PROBLEM TO WORK ON ▸
Search the material for the string "History", then return every line where it is found.

[Extracted data entries]
## START
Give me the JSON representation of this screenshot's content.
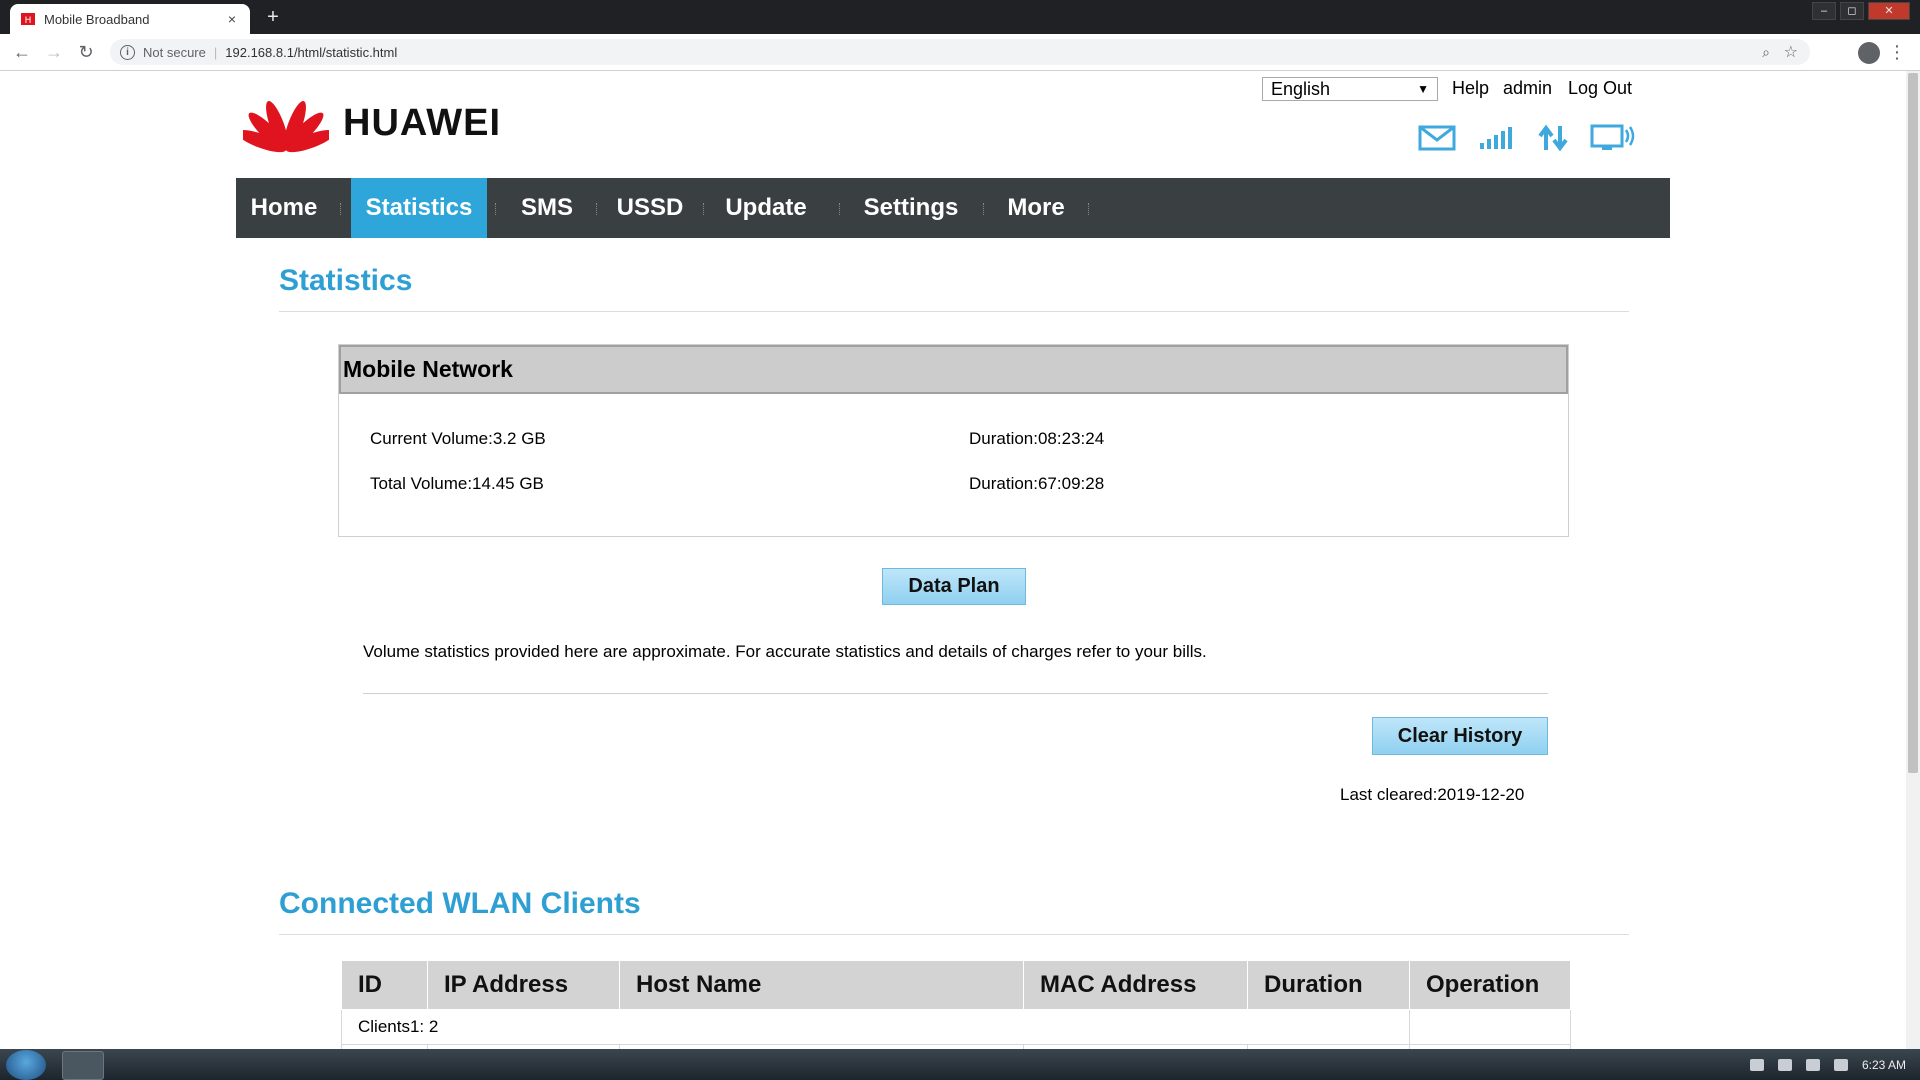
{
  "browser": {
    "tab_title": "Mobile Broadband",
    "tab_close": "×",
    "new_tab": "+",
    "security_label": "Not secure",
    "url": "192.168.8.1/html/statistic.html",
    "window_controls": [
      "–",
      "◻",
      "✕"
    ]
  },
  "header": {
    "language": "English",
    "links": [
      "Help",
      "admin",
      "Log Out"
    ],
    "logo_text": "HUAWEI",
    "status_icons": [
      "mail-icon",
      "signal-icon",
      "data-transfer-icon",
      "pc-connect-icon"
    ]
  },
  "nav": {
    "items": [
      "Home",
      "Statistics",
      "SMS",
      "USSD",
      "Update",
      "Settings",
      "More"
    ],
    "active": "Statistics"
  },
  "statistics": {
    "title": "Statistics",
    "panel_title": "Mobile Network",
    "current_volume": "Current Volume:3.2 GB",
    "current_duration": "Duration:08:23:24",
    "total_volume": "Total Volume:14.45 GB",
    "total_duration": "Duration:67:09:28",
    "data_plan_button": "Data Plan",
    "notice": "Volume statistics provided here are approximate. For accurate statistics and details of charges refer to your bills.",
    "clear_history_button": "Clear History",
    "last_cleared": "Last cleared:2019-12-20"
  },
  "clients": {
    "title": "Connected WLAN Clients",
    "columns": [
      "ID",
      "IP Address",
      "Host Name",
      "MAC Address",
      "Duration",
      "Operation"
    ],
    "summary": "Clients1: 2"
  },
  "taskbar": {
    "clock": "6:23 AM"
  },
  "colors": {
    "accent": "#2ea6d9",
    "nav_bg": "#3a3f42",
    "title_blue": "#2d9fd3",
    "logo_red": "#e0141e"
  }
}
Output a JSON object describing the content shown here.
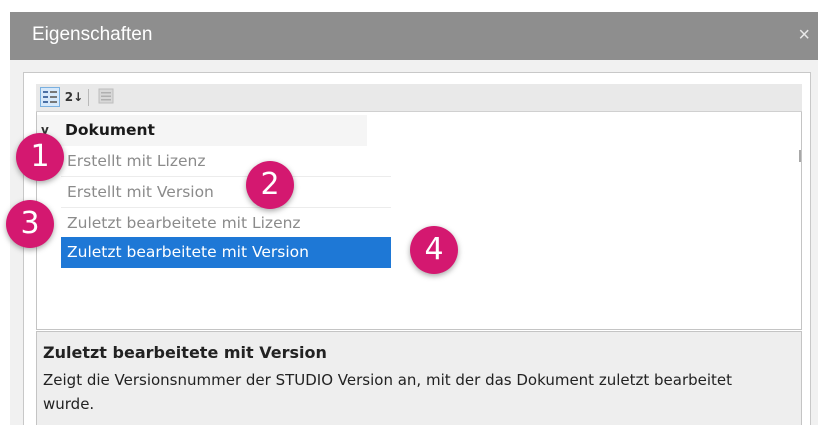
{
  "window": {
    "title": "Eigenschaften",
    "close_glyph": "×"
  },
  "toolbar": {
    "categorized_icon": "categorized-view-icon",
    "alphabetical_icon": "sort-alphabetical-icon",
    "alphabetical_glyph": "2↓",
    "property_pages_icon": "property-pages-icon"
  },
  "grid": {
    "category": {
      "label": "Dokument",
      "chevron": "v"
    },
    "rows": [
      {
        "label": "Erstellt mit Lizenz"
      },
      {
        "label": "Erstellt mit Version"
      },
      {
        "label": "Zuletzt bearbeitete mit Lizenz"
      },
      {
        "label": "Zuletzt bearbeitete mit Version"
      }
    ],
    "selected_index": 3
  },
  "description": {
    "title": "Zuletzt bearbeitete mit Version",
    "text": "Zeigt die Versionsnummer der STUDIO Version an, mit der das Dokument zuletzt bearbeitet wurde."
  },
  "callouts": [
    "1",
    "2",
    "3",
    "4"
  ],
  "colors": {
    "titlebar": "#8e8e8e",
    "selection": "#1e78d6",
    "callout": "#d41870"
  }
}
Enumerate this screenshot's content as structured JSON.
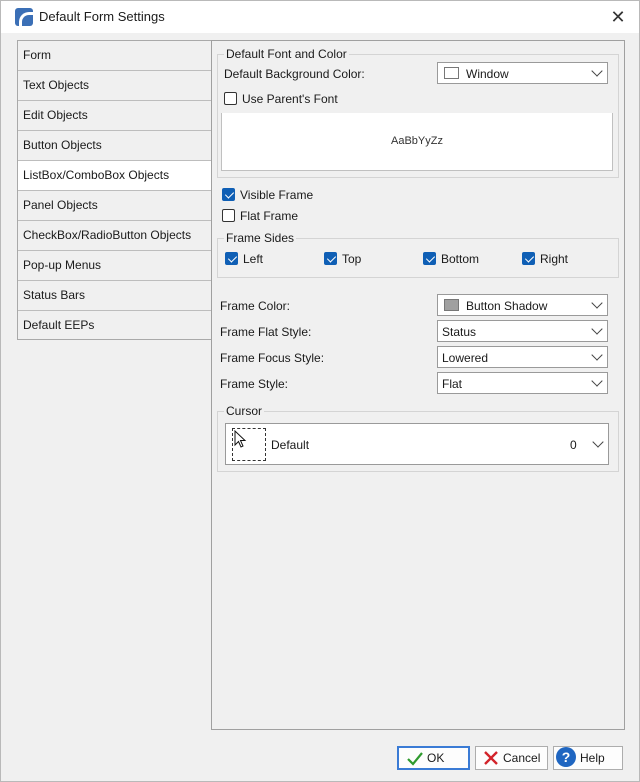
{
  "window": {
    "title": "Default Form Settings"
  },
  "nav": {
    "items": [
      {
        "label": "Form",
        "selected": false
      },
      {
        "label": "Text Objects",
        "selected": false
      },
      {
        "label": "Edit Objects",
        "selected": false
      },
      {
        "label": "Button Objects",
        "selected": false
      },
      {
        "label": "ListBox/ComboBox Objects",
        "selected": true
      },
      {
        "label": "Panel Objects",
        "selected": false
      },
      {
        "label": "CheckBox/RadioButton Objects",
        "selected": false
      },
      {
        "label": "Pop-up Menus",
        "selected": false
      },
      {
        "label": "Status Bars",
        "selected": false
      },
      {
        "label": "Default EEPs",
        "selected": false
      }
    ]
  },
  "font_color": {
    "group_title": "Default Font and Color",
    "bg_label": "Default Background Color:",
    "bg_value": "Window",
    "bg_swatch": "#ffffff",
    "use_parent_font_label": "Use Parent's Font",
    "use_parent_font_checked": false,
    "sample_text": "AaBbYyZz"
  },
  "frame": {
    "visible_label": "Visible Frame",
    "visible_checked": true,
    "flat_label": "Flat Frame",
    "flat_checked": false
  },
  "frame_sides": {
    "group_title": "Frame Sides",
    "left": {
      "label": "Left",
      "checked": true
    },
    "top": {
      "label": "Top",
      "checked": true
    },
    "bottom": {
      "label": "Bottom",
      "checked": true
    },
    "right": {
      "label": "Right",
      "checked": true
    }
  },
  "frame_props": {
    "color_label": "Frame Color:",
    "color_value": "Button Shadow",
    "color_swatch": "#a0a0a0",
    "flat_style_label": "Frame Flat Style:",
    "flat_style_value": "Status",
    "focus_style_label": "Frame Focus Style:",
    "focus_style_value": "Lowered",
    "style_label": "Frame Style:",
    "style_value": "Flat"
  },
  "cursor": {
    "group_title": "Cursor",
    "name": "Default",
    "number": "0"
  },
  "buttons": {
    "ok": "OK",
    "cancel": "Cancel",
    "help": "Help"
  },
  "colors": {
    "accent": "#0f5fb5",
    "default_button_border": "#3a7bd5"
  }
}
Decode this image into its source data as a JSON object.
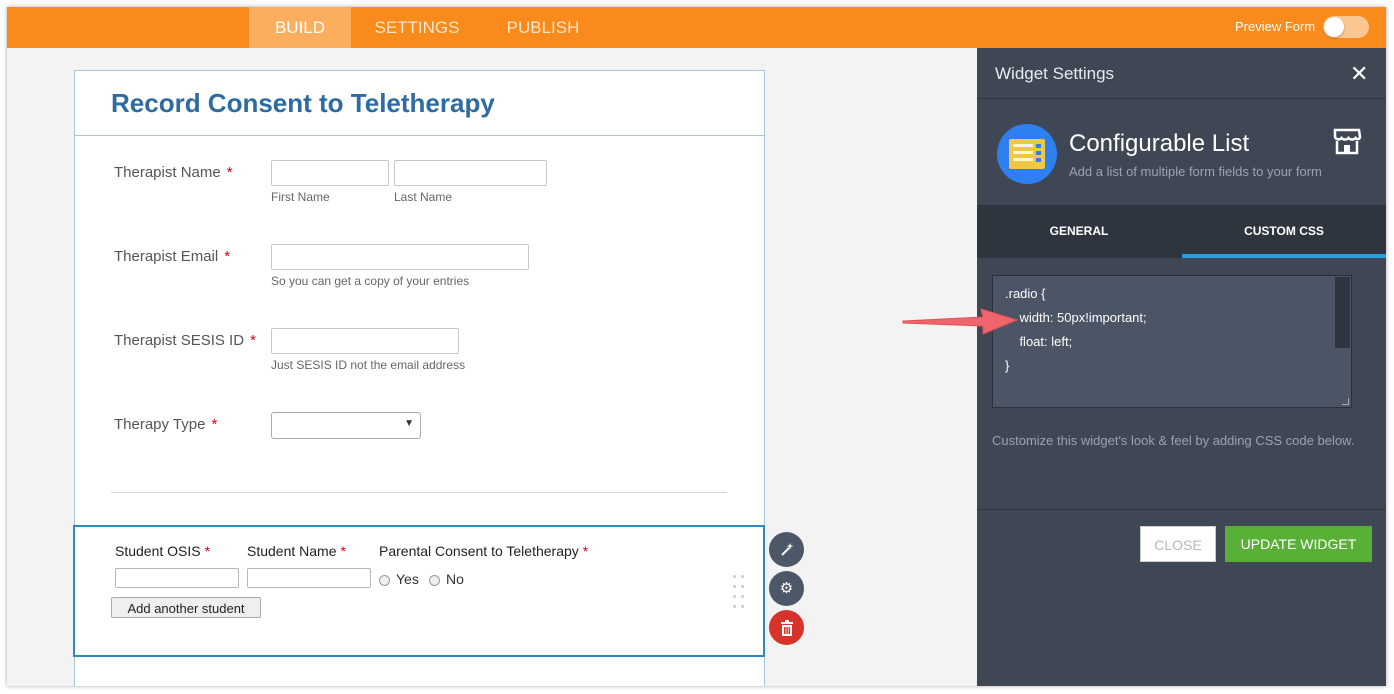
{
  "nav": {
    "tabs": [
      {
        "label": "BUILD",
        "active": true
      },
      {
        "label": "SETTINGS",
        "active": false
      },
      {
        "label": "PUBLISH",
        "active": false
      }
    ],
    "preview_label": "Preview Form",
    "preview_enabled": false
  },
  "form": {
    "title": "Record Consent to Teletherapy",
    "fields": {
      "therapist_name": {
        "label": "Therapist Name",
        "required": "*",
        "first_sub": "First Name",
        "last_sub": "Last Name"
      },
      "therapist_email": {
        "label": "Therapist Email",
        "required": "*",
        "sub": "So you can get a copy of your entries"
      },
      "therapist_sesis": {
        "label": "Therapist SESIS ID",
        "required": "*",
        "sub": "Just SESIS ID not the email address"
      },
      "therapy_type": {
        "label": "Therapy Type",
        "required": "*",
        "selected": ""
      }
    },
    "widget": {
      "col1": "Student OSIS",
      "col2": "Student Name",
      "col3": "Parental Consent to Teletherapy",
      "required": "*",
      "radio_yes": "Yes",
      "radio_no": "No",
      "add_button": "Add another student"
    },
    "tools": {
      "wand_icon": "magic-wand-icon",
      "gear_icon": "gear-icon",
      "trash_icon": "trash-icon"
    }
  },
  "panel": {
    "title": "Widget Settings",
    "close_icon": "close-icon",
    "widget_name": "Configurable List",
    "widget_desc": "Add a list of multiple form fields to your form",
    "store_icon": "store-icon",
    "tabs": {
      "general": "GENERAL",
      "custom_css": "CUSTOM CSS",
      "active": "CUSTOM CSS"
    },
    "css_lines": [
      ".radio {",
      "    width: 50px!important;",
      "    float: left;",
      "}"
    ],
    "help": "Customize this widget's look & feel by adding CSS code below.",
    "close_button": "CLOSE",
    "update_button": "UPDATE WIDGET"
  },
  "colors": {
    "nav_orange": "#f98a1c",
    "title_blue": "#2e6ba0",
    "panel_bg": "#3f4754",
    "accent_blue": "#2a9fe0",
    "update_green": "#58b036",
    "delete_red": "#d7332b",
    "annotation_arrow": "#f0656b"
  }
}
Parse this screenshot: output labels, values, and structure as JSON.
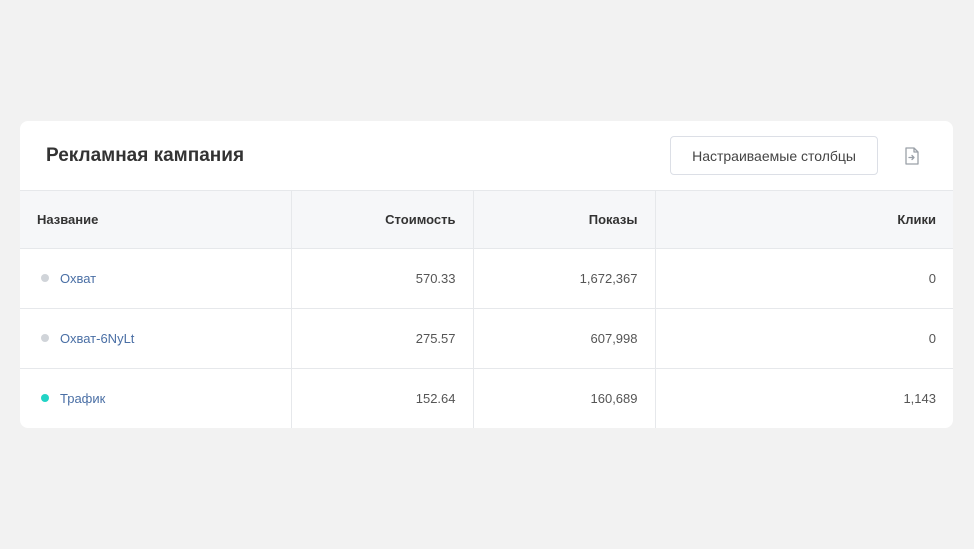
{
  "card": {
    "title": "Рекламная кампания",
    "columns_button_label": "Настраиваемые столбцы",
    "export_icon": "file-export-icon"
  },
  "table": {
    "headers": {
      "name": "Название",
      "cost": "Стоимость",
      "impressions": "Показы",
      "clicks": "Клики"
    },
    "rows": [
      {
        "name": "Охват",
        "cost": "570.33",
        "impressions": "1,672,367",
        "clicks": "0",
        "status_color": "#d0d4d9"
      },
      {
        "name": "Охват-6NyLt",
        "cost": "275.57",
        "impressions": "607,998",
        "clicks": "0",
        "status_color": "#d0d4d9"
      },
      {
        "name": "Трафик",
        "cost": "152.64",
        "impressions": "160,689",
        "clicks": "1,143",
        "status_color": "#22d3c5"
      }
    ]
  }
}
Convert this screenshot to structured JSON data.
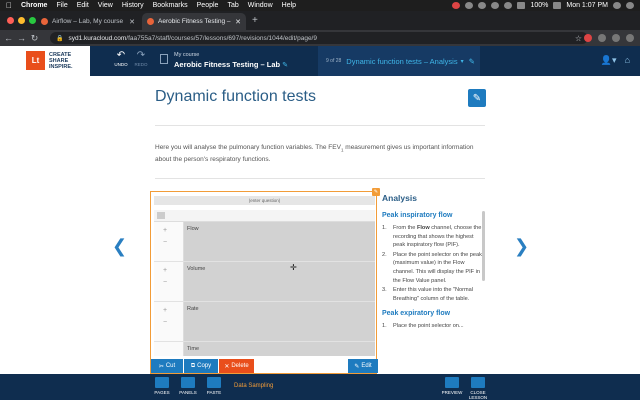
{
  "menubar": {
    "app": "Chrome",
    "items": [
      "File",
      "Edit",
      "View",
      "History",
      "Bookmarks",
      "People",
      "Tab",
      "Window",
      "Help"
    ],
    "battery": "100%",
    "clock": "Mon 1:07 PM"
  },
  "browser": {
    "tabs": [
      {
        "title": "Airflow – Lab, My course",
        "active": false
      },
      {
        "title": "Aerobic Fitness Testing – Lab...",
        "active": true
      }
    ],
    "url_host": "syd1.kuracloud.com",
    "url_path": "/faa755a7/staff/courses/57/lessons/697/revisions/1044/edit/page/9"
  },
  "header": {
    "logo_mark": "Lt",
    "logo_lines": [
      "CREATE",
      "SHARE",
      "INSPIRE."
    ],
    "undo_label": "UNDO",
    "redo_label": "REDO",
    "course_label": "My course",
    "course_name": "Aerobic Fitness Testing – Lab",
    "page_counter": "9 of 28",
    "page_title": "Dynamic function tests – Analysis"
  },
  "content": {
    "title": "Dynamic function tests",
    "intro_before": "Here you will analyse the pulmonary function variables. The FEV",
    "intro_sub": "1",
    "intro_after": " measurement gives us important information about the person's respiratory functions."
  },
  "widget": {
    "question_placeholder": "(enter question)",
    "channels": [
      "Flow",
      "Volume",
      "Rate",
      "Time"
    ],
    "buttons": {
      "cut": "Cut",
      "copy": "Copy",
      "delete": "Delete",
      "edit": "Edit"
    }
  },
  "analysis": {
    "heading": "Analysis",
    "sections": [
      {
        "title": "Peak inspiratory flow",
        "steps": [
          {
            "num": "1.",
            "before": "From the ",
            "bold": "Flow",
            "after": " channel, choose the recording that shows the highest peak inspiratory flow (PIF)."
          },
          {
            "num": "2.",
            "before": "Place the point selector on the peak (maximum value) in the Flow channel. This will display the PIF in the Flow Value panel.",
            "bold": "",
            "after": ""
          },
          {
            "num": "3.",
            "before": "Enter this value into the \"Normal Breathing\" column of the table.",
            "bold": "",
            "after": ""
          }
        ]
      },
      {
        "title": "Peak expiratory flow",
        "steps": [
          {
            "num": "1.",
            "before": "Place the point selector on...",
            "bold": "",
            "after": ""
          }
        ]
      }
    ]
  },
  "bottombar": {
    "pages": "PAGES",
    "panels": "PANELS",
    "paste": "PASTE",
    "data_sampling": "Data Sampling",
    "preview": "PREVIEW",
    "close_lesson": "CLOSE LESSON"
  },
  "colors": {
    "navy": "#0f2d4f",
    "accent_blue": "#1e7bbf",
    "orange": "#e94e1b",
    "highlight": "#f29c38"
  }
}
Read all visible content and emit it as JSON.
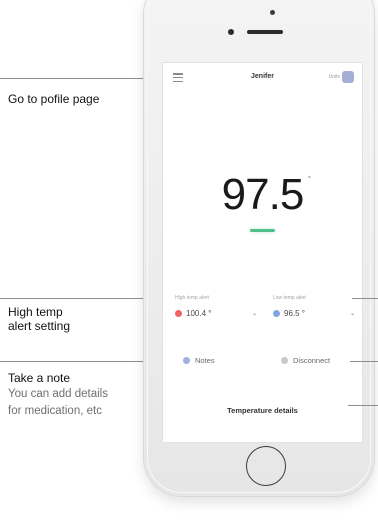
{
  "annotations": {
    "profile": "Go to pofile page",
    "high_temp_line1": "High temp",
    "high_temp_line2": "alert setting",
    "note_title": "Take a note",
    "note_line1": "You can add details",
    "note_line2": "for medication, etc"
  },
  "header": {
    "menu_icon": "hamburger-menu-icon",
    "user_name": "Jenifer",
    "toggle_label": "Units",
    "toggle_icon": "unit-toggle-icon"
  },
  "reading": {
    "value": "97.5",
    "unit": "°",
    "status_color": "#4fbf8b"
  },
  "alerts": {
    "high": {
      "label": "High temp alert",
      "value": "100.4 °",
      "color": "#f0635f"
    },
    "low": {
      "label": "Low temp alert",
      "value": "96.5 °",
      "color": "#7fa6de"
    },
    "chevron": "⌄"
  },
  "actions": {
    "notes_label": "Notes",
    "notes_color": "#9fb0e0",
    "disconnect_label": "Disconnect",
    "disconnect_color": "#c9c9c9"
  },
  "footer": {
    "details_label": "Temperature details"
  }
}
## END
RESPONSE ▸
    "clear_history_button": "Clear History",
      "History",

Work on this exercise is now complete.